What to produce:
Give the count of lines in the data that include "wykonanie", with no other words.
═════ Provided information
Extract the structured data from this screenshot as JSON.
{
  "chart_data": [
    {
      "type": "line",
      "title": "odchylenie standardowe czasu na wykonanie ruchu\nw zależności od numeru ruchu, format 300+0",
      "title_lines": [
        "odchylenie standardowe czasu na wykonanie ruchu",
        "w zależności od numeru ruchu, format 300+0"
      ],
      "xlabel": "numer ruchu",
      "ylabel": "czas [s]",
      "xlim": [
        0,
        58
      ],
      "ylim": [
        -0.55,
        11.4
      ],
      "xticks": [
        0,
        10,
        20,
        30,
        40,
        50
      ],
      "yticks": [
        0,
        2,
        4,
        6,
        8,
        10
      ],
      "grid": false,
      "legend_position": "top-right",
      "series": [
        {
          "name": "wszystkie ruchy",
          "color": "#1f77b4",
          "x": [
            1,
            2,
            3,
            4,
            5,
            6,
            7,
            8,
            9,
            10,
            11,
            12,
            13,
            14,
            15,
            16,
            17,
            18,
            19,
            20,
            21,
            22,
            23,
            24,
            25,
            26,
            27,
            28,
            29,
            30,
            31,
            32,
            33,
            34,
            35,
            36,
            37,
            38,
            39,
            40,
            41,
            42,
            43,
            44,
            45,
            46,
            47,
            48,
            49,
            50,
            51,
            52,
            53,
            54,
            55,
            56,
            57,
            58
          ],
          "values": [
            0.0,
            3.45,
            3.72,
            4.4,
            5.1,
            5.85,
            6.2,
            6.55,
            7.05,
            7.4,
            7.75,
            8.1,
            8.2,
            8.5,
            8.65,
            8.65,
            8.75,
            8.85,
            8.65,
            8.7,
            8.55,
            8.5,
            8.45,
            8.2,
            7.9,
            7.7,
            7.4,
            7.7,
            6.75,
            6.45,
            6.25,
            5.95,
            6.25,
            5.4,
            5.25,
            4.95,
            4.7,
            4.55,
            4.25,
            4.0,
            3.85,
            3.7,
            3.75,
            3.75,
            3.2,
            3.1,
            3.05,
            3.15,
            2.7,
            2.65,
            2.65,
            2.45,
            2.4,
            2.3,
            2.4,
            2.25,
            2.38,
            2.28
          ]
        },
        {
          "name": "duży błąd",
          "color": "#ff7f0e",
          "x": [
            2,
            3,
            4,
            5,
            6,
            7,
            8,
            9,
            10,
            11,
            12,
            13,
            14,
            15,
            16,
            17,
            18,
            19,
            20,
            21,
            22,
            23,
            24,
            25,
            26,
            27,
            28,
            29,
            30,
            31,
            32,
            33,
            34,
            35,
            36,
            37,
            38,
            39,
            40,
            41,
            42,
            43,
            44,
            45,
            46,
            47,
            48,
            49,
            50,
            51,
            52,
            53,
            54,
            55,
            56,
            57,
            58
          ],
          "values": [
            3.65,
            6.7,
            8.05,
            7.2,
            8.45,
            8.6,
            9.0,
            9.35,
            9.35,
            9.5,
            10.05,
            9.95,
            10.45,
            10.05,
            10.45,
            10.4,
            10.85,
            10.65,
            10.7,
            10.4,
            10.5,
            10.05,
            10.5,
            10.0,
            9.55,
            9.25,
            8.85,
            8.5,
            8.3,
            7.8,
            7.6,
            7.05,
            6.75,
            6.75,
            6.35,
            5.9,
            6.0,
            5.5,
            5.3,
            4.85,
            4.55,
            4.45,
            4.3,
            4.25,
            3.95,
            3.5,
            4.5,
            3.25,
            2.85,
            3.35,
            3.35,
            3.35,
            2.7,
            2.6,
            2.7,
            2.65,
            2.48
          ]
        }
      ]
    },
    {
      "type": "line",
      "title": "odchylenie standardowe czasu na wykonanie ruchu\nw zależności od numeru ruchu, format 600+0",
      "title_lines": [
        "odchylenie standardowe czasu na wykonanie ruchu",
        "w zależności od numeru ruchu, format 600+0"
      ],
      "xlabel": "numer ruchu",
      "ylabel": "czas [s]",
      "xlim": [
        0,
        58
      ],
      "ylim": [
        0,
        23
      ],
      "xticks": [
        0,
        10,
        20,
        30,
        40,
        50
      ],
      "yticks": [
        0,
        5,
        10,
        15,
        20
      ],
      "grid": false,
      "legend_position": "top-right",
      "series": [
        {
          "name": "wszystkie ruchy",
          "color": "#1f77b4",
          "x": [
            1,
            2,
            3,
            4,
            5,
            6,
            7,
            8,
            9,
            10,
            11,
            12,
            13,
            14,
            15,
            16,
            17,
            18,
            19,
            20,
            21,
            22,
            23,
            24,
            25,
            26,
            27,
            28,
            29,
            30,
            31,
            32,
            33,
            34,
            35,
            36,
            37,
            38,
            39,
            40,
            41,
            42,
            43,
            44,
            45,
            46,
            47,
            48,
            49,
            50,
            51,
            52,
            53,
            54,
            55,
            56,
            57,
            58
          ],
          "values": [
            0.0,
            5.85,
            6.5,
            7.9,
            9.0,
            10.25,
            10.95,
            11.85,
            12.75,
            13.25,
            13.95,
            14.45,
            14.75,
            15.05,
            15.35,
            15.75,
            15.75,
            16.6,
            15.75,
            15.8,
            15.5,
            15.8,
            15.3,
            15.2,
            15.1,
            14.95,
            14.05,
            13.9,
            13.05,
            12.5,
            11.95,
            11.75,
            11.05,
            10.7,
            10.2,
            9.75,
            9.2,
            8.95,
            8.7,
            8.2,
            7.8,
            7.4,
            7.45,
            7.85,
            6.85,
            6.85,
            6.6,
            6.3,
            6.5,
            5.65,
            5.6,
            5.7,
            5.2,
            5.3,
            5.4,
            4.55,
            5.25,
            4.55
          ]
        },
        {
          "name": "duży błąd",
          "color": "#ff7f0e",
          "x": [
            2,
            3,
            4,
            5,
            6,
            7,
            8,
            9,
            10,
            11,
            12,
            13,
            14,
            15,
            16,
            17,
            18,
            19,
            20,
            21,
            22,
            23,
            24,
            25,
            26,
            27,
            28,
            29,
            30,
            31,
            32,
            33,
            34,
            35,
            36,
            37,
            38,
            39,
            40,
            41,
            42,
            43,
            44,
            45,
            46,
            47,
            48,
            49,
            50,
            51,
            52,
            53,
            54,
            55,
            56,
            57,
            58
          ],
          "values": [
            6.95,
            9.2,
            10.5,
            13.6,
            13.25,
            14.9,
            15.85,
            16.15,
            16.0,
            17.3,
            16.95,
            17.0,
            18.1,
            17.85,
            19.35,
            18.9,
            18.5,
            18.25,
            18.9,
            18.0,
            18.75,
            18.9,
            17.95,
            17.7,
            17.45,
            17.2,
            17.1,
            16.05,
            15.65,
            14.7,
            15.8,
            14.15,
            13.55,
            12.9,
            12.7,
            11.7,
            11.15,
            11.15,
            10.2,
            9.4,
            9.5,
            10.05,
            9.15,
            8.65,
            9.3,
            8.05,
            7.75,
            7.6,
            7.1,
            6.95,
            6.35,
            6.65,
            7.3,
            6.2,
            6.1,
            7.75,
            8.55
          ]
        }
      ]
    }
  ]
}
══════════
Answer to this problem:
4